Report, as a bare number, how many lines of the material below contain the word "Dimensions".

─── Provided records ───

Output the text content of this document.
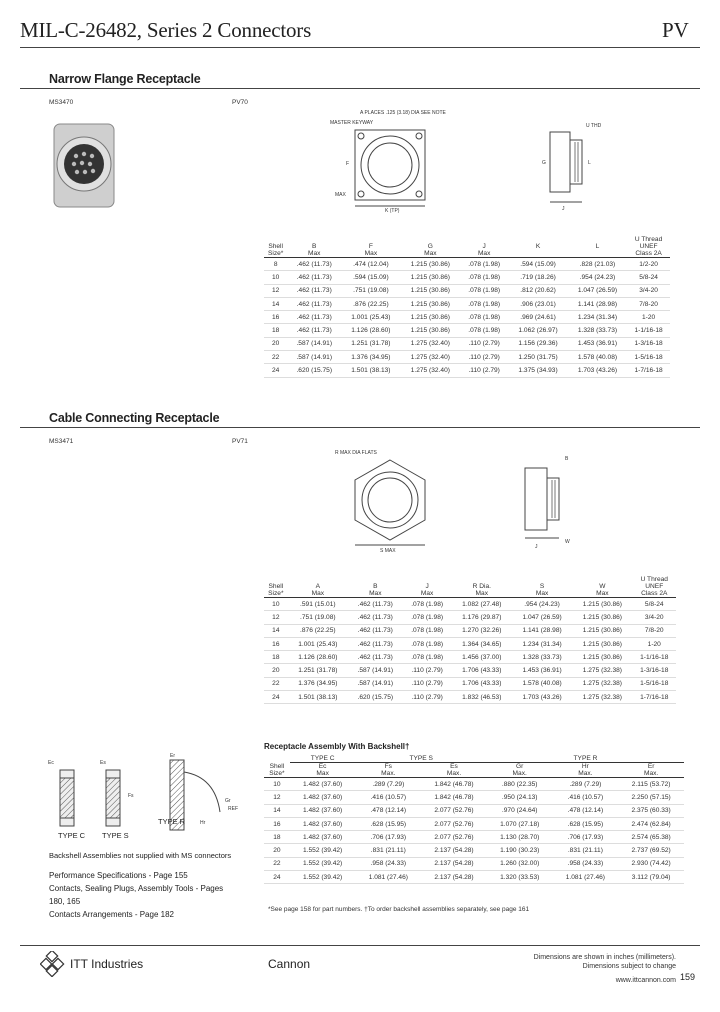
MIL-C-26482, Series 2 Connectors	PV
Narrow Flange Receptacle
MS3470	PV70
A PLACES .125 (3.18) DIA SEE NOTE
MASTER KEYWAY
K (TP)
MAX
F
U THD
G
J
L
							U Thread
Shell	B	F	G	J	K	L	UNEF
Size*	Max	Max	Max	Max			Class 2A
8	.462 (11.73)	.474 (12.04)	1.215 (30.86)	.078 (1.98)	.594 (15.09)	.828 (21.03)	1/2-20
10	.462 (11.73)	.594 (15.09)	1.215 (30.86)	.078 (1.98)	.719 (18.26)	.954 (24.23)	5/8-24
12	.462 (11.73)	.751 (19.08)	1.215 (30.86)	.078 (1.98)	.812 (20.62)	1.047 (26.59)	3/4-20
14	.462 (11.73)	.876 (22.25)	1.215 (30.86)	.078 (1.98)	.906 (23.01)	1.141 (28.98)	7/8-20
16	.462 (11.73)	1.001 (25.43)	1.215 (30.86)	.078 (1.98)	.969 (24.61)	1.234 (31.34)	1-20
18	.462 (11.73)	1.126 (28.60)	1.215 (30.86)	.078 (1.98)	1.062 (26.97)	1.328 (33.73)	1-1/16-18
20	.587 (14.91)	1.251 (31.78)	1.275 (32.40)	.110 (2.79)	1.156 (29.36)	1.453 (36.91)	1-3/16-18
22	.587 (14.91)	1.376 (34.95)	1.275 (32.40)	.110 (2.79)	1.250 (31.75)	1.578 (40.08)	1-5/16-18
24	.620 (15.75)	1.501 (38.13)	1.275 (32.40)	.110 (2.79)	1.375 (34.93)	1.703 (43.26)	1-7/16-18
Cable Connecting Receptacle
MS3471	PV71
R MAX DIA FLATS
S MAX
W
J
B
							U Thread
Shell	A	B	J	R Dia.	S	W	UNEF
Size*	Max	Max	Max	Max	Max	Max	Class 2A
10	.591 (15.01)	.462 (11.73)	.078 (1.98)	1.082 (27.48)	.954 (24.23)	1.215 (30.86)	5/8-24
12	.751 (19.08)	.462 (11.73)	.078 (1.98)	1.176 (29.87)	1.047 (26.59)	1.215 (30.86)	3/4-20
14	.876 (22.25)	.462 (11.73)	.078 (1.98)	1.270 (32.26)	1.141 (28.98)	1.215 (30.86)	7/8-20
16	1.001 (25.43)	.462 (11.73)	.078 (1.98)	1.364 (34.65)	1.234 (31.34)	1.215 (30.86)	1-20
18	1.126 (28.60)	.462 (11.73)	.078 (1.98)	1.456 (37.00)	1.328 (33.73)	1.215 (30.86)	1-1/16-18
20	1.251 (31.78)	.587 (14.91)	.110 (2.79)	1.706 (43.33)	1.453 (36.91)	1.275 (32.38)	1-3/16-18
22	1.376 (34.95)	.587 (14.91)	.110 (2.79)	1.706 (43.33)	1.578 (40.08)	1.275 (32.38)	1-5/16-18
24	1.501 (38.13)	.620 (15.75)	.110 (2.79)	1.832 (46.53)	1.703 (43.26)	1.275 (32.38)	1-7/16-18
Ec
TYPE C
Es
Fs
TYPE S
Er
Gr
REF
Hr
TYPE R
Receptacle Assembly With Backshell†
	TYPE C	TYPE S		TYPE R		
Shell	Ec	Fs	Es	Gr	Hr	Er
Size*	Max	Max.	Max.	Max.	Max.	Max.
10	1.482 (37.60)	.289 (7.29)	1.842 (46.78)	.880 (22.35)	.289 (7.29)	2.115 (53.72)
12	1.482 (37.60)	.416 (10.57)	1.842 (46.78)	.950 (24.13)	.416 (10.57)	2.250 (57.15)
14	1.482 (37.60)	.478 (12.14)	2.077 (52.76)	.970 (24.64)	.478 (12.14)	2.375 (60.33)
16	1.482 (37.60)	.628 (15.95)	2.077 (52.76)	1.070 (27.18)	.628 (15.95)	2.474 (62.84)
18	1.482 (37.60)	.706 (17.93)	2.077 (52.76)	1.130 (28.70)	.706 (17.93)	2.574 (65.38)
20	1.552 (39.42)	.831 (21.11)	2.137 (54.28)	1.190 (30.23)	.831 (21.11)	2.737 (69.52)
22	1.552 (39.42)	.958 (24.33)	2.137 (54.28)	1.260 (32.00)	.958 (24.33)	2.930 (74.42)
24	1.552 (39.42)	1.081 (27.46)	2.137 (54.28)	1.320 (33.53)	1.081 (27.46)	3.112 (79.04)
*See page 158 for part numbers. †To order backshell assemblies separately, see page 161
Backshell Assemblies not supplied with MS connectors
Performance Specifications - Page 155
Contacts, Sealing Plugs, Assembly Tools - Pages
180, 165
Contacts Arrangements - Page 182
ITT Industries	Cannon	Dimensions are shown in inches (millimeters).
Dimensions subject to change
www.ittcannon.com 159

───

Response to the task: 2